____ Exercise inputs
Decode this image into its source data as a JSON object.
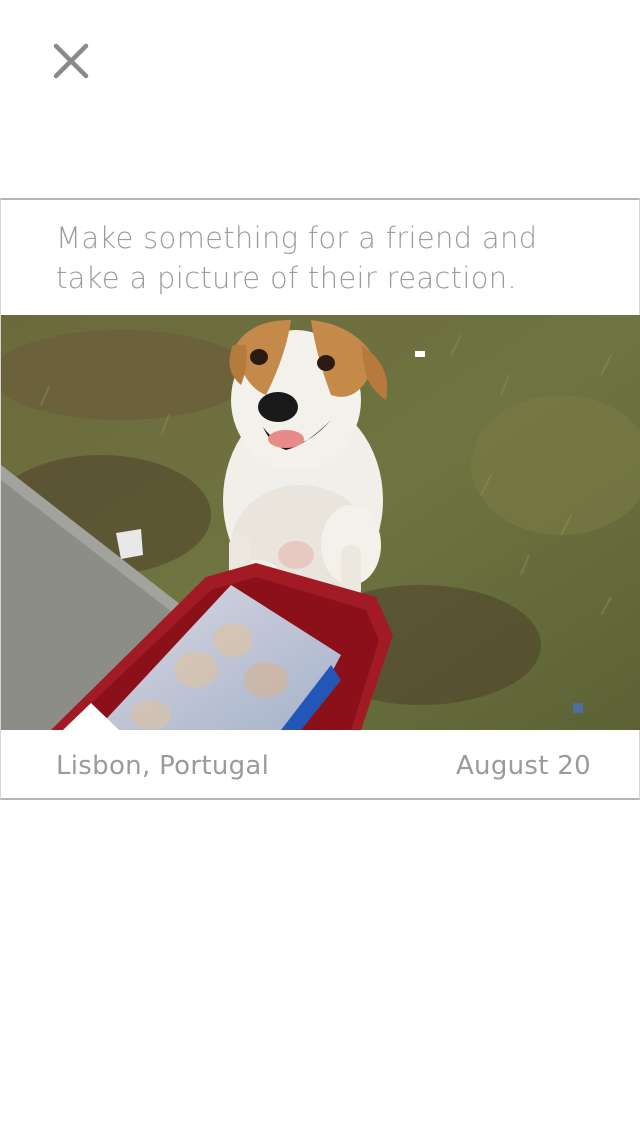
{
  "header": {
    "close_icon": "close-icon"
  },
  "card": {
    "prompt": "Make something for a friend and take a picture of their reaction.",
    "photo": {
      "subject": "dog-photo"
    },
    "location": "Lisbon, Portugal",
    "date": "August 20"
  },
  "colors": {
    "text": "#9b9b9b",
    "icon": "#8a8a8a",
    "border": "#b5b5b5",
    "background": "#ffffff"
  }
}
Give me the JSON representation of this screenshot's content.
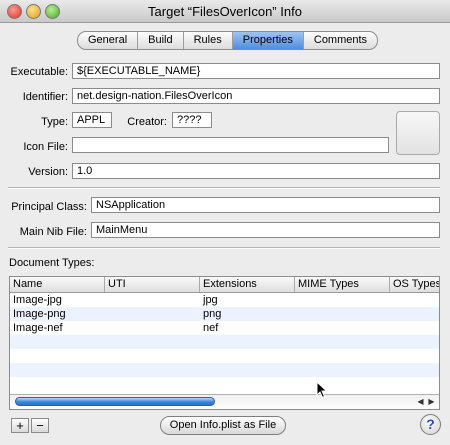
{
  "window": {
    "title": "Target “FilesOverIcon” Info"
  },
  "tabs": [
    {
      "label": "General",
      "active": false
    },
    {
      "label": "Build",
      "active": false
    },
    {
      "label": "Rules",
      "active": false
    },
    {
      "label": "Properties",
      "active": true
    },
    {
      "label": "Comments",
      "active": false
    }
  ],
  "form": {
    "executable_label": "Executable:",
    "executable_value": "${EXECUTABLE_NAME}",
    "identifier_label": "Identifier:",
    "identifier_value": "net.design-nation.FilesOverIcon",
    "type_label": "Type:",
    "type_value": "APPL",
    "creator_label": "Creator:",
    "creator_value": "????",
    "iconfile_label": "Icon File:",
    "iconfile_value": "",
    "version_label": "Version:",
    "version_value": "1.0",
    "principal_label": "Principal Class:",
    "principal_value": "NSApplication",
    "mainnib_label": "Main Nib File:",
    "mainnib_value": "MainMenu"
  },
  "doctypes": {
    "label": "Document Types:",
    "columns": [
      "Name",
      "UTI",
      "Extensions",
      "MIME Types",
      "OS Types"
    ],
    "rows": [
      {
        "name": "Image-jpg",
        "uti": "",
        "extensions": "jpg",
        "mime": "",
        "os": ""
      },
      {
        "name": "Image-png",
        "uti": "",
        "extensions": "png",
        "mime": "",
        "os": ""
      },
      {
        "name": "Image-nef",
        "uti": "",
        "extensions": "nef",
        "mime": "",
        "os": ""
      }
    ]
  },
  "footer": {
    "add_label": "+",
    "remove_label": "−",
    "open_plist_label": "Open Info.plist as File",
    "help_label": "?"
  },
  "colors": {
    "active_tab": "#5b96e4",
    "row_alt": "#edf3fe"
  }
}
________
Extract every line containing the string "Info" from the material.

    "title": "Target “FilesOverIcon” Info"
    "open_plist_label": "Open Info.plist as File",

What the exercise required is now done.